## BEGIN
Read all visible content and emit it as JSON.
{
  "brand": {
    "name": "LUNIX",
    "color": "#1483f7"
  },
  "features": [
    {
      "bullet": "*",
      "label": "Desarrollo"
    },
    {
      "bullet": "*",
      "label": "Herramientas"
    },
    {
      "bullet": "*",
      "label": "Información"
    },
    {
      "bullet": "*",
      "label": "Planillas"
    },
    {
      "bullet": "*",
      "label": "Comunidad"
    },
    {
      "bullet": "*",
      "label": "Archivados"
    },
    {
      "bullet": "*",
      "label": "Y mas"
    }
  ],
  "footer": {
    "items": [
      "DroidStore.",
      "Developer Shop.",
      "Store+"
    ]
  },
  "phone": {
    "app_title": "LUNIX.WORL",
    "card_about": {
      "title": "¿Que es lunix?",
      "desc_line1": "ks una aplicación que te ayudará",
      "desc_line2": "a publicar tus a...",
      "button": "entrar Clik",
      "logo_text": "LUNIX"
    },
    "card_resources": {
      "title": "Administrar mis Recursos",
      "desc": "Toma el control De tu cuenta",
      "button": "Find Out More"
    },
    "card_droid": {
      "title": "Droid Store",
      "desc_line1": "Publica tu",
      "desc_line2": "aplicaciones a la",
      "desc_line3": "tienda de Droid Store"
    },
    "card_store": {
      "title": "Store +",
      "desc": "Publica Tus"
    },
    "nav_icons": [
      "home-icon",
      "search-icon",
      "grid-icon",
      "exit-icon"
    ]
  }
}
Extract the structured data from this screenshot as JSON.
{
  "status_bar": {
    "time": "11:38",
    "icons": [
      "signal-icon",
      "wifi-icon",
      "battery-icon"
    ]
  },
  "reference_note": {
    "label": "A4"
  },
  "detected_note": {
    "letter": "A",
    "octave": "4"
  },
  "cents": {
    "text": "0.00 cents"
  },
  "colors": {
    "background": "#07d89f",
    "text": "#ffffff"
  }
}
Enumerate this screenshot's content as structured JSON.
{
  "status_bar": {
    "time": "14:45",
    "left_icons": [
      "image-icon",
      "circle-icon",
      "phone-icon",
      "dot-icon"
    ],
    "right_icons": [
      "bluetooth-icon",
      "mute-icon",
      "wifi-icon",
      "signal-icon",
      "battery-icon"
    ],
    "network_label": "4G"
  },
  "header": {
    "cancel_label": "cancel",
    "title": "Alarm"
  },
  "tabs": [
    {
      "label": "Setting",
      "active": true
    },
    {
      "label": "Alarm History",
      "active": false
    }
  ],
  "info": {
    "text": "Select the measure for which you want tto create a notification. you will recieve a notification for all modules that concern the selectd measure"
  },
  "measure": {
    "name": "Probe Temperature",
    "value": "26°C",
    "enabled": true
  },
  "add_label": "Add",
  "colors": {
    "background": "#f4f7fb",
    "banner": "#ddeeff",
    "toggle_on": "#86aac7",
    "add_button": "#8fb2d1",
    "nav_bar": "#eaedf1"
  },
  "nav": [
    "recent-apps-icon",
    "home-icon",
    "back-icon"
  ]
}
## END
■ **Task prompt**
Write out the full listing exactly as given.

■ **In response**
Read all visible content and emit it as JSON.
{
  "brand": {
    "name": "LUNIX",
    "color": "#1483f7"
  },
  "features": [
    {
      "bullet": "*",
      "label": "Desarrollo"
    },
    {
      "bullet": "*",
      "label": "Herramientas"
    },
    {
      "bullet": "*",
      "label": "Información"
    },
    {
      "bullet": "*",
      "label": "Planillas"
    },
    {
      "bullet": "*",
      "label": "Comunidad"
    },
    {
      "bullet": "*",
      "label": "Archivados"
    },
    {
      "bullet": "*",
      "label": "Y mas"
    }
  ],
  "footer": {
    "items": [
      "DroidStore.",
      "Developer Shop.",
      "Store+"
    ]
  },
  "phone": {
    "app_title": "LUNIX.WORL",
    "card_about": {
      "title": "¿Que es lunix?",
      "desc_line1": "ks una aplicación que te ayudará",
      "desc_line2": "a publicar tus a...",
      "button": "entrar Clik",
      "logo_text": "LUNIX"
    },
    "card_resources": {
      "title": "Administrar mis Recursos",
      "desc": "Toma el control De tu cuenta",
      "button": "Find Out More"
    },
    "card_droid": {
      "title": "Droid Store",
      "desc_line1": "Publica tu",
      "desc_line2": "aplicaciones a la",
      "desc_line3": "tienda de Droid Store"
    },
    "card_store": {
      "title": "Store +",
      "desc": "Publica Tus"
    },
    "nav_icons": [
      "home-icon",
      "search-icon",
      "grid-icon",
      "exit-icon"
    ]
  }
}
Extract the structured data from this screenshot as JSON.
{
  "status_bar": {
    "time": "11:38",
    "icons": [
      "signal-icon",
      "wifi-icon",
      "battery-icon"
    ]
  },
  "reference_note": {
    "label": "A4"
  },
  "detected_note": {
    "letter": "A",
    "octave": "4"
  },
  "cents": {
    "text": "0.00 cents"
  },
  "colors": {
    "background": "#07d89f",
    "text": "#ffffff"
  }
}
Enumerate this screenshot's content as structured JSON.
{
  "status_bar": {
    "time": "14:45",
    "left_icons": [
      "image-icon",
      "circle-icon",
      "phone-icon",
      "dot-icon"
    ],
    "right_icons": [
      "bluetooth-icon",
      "mute-icon",
      "wifi-icon",
      "signal-icon",
      "battery-icon"
    ],
    "network_label": "4G"
  },
  "header": {
    "cancel_label": "cancel",
    "title": "Alarm"
  },
  "tabs": [
    {
      "label": "Setting",
      "active": true
    },
    {
      "label": "Alarm History",
      "active": false
    }
  ],
  "info": {
    "text": "Select the measure for which you want tto create a notification. you will recieve a notification for all modules that concern the selectd measure"
  },
  "measure": {
    "name": "Probe Temperature",
    "value": "26°C",
    "enabled": true
  },
  "add_label": "Add",
  "colors": {
    "background": "#f4f7fb",
    "banner": "#ddeeff",
    "toggle_on": "#86aac7",
    "add_button": "#8fb2d1",
    "nav_bar": "#eaedf1"
  },
  "nav": [
    "recent-apps-icon",
    "home-icon",
    "back-icon"
  ]
}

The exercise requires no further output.